══ Source material

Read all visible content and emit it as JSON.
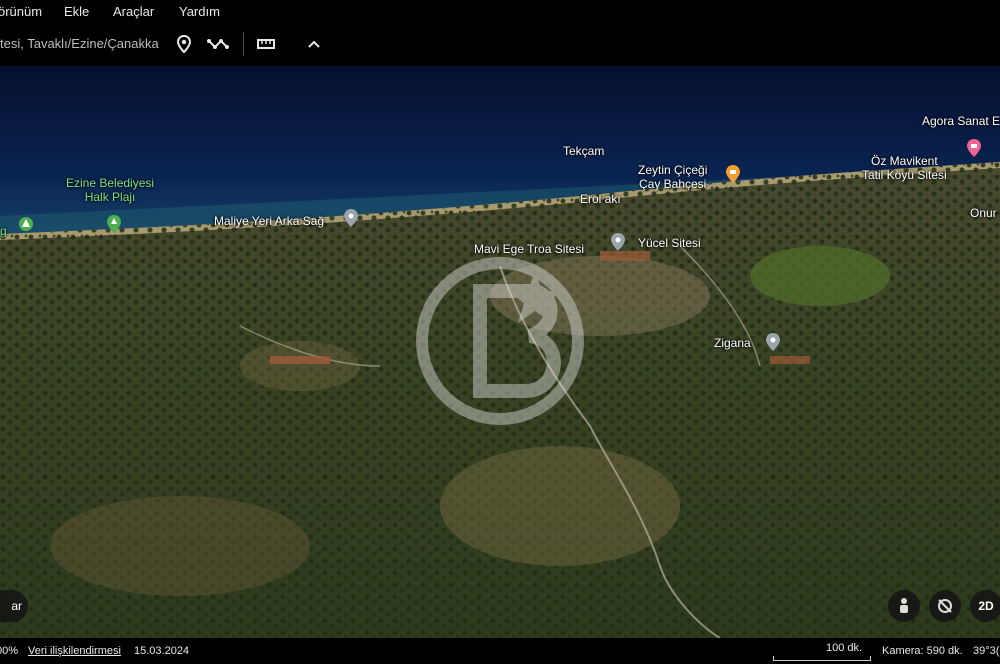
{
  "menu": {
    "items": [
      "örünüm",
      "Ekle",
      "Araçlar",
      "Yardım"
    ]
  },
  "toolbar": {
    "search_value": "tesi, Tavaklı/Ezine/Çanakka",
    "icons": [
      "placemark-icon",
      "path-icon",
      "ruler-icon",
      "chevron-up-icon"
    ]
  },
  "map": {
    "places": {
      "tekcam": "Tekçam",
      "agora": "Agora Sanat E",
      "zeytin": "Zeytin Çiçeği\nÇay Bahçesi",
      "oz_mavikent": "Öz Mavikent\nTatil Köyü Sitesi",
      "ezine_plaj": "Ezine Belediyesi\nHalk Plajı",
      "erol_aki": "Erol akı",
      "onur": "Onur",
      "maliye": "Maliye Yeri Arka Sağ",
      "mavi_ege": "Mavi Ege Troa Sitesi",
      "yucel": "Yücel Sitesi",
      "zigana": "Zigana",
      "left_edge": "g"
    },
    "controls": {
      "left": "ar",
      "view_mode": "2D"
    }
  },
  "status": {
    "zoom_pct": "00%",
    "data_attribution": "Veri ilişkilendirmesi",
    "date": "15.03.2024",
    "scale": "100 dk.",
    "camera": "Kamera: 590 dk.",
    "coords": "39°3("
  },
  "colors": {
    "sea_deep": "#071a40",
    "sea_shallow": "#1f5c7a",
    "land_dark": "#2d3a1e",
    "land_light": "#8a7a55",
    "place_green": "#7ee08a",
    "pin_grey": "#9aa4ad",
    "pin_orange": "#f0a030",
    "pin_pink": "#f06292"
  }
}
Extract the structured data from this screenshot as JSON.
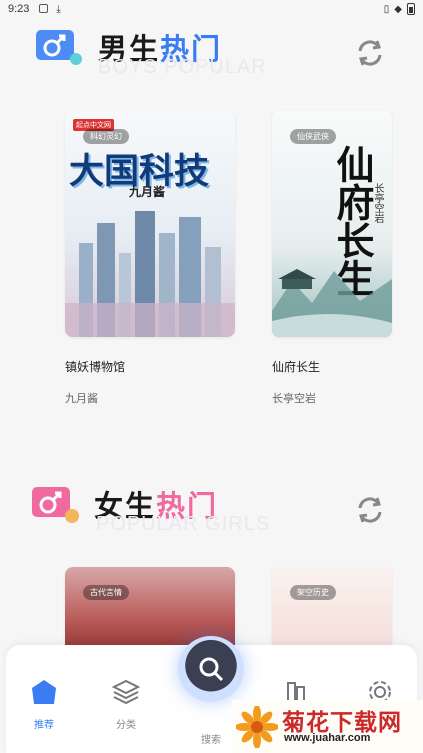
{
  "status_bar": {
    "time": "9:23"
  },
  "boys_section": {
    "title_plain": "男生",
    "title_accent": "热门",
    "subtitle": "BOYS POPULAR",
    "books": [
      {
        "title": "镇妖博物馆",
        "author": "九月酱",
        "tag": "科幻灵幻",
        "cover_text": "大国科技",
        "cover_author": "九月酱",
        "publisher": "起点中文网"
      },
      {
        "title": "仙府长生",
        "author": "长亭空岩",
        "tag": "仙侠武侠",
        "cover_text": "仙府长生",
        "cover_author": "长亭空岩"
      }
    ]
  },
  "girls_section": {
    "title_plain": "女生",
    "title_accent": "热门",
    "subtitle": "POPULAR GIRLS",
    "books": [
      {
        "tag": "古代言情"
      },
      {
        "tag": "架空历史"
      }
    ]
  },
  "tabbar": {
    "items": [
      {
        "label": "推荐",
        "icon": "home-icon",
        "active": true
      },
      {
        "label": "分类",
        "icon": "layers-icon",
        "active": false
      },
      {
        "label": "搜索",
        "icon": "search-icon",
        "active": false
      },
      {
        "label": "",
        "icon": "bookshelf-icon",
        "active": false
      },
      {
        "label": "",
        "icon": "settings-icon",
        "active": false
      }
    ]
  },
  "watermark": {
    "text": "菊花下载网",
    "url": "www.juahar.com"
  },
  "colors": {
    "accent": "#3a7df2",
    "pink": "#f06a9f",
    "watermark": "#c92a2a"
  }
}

════

● Set exercise
Without the pictures, print the whole listing exactly as given.

● Result of the exercise
Read all visible content and emit it as JSON.
{
  "menu": {
    "items": [
      "örünüm",
      "Ekle",
      "Araçlar",
      "Yardım"
    ]
  },
  "toolbar": {
    "search_value": "tesi, Tavaklı/Ezine/Çanakka",
    "icons": [
      "placemark-icon",
      "path-icon",
      "ruler-icon",
      "chevron-up-icon"
    ]
  },
  "map": {
    "places": {
      "tekcam": "Tekçam",
      "agora": "Agora Sanat E",
      "zeytin": "Zeytin Çiçeği\nÇay Bahçesi",
      "oz_mavikent": "Öz Mavikent\nTatil Köyü Sitesi",
      "ezine_plaj": "Ezine Belediyesi\nHalk Plajı",
      "erol_aki": "Erol akı",
      "onur": "Onur",
      "maliye": "Maliye Yeri Arka Sağ",
      "mavi_ege": "Mavi Ege Troa Sitesi",
      "yucel": "Yücel Sitesi",
      "zigana": "Zigana",
      "left_edge": "g"
    },
    "controls": {
      "left": "ar",
      "view_mode": "2D"
    }
  },
  "status": {
    "zoom_pct": "00%",
    "data_attribution": "Veri ilişkilendirmesi",
    "date": "15.03.2024",
    "scale": "100 dk.",
    "camera": "Kamera: 590 dk.",
    "coords": "39°3("
  },
  "colors": {
    "sea_deep": "#071a40",
    "sea_shallow": "#1f5c7a",
    "land_dark": "#2d3a1e",
    "land_light": "#8a7a55",
    "place_green": "#7ee08a",
    "pin_grey": "#9aa4ad",
    "pin_orange": "#f0a030",
    "pin_pink": "#f06292"
  }
}
Extract the structured data from this screenshot as JSON.
{
  "status_bar": {
    "time": "9:23"
  },
  "boys_section": {
    "title_plain": "男生",
    "title_accent": "热门",
    "subtitle": "BOYS POPULAR",
    "books": [
      {
        "title": "镇妖博物馆",
        "author": "九月酱",
        "tag": "科幻灵幻",
        "cover_text": "大国科技",
        "cover_author": "九月酱",
        "publisher": "起点中文网"
      },
      {
        "title": "仙府长生",
        "author": "长亭空岩",
        "tag": "仙侠武侠",
        "cover_text": "仙府长生",
        "cover_author": "长亭空岩"
      }
    ]
  },
  "girls_section": {
    "title_plain": "女生",
    "title_accent": "热门",
    "subtitle": "POPULAR GIRLS",
    "books": [
      {
        "tag": "古代言情"
      },
      {
        "tag": "架空历史"
      }
    ]
  },
  "tabbar": {
    "items": [
      {
        "label": "推荐",
        "icon": "home-icon",
        "active": true
      },
      {
        "label": "分类",
        "icon": "layers-icon",
        "active": false
      },
      {
        "label": "搜索",
        "icon": "search-icon",
        "active": false
      },
      {
        "label": "",
        "icon": "bookshelf-icon",
        "active": false
      },
      {
        "label": "",
        "icon": "settings-icon",
        "active": false
      }
    ]
  },
  "watermark": {
    "text": "菊花下载网",
    "url": "www.juahar.com"
  },
  "colors": {
    "accent": "#3a7df2",
    "pink": "#f06a9f",
    "watermark": "#c92a2a"
  }
}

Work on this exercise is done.